===== EXERCISE MATERIAL =====
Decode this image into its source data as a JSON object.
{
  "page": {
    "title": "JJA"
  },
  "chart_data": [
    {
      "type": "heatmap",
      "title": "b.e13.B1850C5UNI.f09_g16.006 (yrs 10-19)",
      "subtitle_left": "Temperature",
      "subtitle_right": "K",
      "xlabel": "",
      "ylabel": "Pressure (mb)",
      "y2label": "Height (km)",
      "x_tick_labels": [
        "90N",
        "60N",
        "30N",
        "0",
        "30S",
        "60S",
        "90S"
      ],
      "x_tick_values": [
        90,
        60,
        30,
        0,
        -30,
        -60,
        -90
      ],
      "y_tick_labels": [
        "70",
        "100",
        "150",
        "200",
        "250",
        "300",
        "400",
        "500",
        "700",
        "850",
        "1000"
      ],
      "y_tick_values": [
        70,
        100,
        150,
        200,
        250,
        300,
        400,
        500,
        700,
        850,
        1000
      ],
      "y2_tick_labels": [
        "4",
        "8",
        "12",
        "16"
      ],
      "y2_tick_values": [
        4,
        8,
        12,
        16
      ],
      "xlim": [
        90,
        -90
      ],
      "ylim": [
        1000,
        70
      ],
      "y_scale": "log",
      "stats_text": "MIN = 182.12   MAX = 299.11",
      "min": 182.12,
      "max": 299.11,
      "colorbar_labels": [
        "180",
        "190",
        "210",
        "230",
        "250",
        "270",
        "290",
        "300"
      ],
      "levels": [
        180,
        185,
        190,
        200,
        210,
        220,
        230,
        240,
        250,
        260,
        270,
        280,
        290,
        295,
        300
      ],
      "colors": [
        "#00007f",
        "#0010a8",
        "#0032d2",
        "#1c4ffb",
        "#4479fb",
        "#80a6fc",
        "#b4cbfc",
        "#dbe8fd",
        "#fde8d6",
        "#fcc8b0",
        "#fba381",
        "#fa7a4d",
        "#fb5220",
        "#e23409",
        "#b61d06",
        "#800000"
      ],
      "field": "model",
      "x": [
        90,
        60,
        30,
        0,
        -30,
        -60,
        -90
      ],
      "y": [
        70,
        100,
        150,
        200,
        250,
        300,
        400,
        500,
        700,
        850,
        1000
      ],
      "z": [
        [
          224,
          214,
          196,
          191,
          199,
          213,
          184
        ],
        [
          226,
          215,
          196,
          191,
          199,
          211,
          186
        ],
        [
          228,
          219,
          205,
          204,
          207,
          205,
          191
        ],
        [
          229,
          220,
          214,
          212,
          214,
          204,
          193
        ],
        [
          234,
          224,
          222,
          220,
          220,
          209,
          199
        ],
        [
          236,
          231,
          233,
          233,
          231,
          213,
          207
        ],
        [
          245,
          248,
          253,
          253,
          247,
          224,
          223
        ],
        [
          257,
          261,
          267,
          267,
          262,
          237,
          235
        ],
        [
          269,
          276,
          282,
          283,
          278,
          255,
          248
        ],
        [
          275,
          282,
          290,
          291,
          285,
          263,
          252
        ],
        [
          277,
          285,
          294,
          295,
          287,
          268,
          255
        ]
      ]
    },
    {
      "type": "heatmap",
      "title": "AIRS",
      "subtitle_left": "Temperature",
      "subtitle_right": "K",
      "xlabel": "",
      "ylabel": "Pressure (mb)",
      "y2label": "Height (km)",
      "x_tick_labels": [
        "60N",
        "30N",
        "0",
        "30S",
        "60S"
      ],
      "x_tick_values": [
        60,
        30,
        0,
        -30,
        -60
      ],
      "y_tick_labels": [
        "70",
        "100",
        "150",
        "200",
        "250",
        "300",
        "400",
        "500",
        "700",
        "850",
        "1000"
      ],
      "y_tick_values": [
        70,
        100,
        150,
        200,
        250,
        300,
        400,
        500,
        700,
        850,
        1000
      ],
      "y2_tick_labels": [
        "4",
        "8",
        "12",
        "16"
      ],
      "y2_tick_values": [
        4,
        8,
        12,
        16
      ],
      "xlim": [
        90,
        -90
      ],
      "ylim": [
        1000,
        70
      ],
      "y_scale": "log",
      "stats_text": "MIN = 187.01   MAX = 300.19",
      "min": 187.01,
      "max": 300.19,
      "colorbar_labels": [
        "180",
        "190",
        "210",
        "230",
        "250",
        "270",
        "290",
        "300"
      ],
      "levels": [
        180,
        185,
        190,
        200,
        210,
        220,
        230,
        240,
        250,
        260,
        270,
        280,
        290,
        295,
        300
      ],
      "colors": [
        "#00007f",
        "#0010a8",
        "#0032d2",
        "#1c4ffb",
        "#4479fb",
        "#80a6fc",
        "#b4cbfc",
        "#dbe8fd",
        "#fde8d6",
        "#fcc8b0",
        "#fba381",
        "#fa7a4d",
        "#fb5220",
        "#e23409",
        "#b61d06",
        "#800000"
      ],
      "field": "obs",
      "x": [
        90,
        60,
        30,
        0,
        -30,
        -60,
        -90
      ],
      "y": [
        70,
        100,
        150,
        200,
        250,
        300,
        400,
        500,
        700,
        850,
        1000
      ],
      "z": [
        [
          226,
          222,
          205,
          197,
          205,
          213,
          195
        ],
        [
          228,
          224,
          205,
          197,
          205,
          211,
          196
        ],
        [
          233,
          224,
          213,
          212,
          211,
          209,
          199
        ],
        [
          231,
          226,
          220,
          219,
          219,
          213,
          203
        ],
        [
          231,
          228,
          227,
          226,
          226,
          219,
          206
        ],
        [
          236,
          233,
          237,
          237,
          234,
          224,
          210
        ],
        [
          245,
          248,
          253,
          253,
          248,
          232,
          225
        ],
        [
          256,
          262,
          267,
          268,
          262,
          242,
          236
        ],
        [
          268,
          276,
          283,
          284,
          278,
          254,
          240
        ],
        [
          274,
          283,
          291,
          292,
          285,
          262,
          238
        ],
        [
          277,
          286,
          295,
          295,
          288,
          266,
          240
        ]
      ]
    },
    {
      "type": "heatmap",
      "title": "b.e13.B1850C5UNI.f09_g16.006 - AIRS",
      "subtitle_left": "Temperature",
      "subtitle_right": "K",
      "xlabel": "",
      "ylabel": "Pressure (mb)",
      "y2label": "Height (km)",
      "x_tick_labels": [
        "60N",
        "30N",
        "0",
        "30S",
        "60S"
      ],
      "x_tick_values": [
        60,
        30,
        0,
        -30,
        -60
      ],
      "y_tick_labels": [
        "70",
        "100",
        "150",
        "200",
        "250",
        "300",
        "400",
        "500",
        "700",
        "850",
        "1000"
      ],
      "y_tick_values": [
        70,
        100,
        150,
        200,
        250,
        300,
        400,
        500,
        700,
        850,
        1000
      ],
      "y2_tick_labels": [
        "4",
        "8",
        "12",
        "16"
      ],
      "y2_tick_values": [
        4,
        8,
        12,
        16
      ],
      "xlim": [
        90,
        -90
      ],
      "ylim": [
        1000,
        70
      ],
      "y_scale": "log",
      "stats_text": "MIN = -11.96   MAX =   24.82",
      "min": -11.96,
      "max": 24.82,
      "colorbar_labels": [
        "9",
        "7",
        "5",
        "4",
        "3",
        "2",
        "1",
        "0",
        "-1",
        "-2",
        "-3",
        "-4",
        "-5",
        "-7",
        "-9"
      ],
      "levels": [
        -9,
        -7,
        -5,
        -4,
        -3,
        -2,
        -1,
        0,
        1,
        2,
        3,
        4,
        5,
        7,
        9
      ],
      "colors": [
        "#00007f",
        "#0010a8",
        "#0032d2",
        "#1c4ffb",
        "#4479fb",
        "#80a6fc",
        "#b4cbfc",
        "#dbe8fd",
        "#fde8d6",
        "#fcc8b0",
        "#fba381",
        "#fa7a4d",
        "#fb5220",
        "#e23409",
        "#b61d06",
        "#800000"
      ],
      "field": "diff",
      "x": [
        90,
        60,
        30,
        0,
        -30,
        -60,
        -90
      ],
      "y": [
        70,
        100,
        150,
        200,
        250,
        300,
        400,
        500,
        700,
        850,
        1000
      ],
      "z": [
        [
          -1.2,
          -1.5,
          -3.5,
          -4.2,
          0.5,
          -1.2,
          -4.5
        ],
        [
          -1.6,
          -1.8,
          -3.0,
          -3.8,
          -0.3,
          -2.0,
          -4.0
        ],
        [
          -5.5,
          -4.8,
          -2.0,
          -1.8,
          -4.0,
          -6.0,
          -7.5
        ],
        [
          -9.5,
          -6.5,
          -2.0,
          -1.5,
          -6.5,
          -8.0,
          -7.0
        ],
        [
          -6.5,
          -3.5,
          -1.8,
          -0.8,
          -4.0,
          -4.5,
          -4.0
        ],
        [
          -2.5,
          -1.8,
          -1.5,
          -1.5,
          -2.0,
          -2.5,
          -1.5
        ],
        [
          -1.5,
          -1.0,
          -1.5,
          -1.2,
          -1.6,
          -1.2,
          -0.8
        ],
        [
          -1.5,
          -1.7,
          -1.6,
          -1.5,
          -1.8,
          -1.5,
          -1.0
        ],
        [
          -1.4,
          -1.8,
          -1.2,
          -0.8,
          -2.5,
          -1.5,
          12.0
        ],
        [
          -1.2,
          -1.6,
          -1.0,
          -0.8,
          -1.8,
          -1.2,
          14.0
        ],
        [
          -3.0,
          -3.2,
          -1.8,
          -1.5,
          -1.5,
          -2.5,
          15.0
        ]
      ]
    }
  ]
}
=====
**YOUR TASK**
Identify and copy lines that hold the string "AIRS".

**THE RESPONSE**
      "title": "AIRS",
      "title": "b.e13.B1850C5UNI.f09_g16.006 - AIRS",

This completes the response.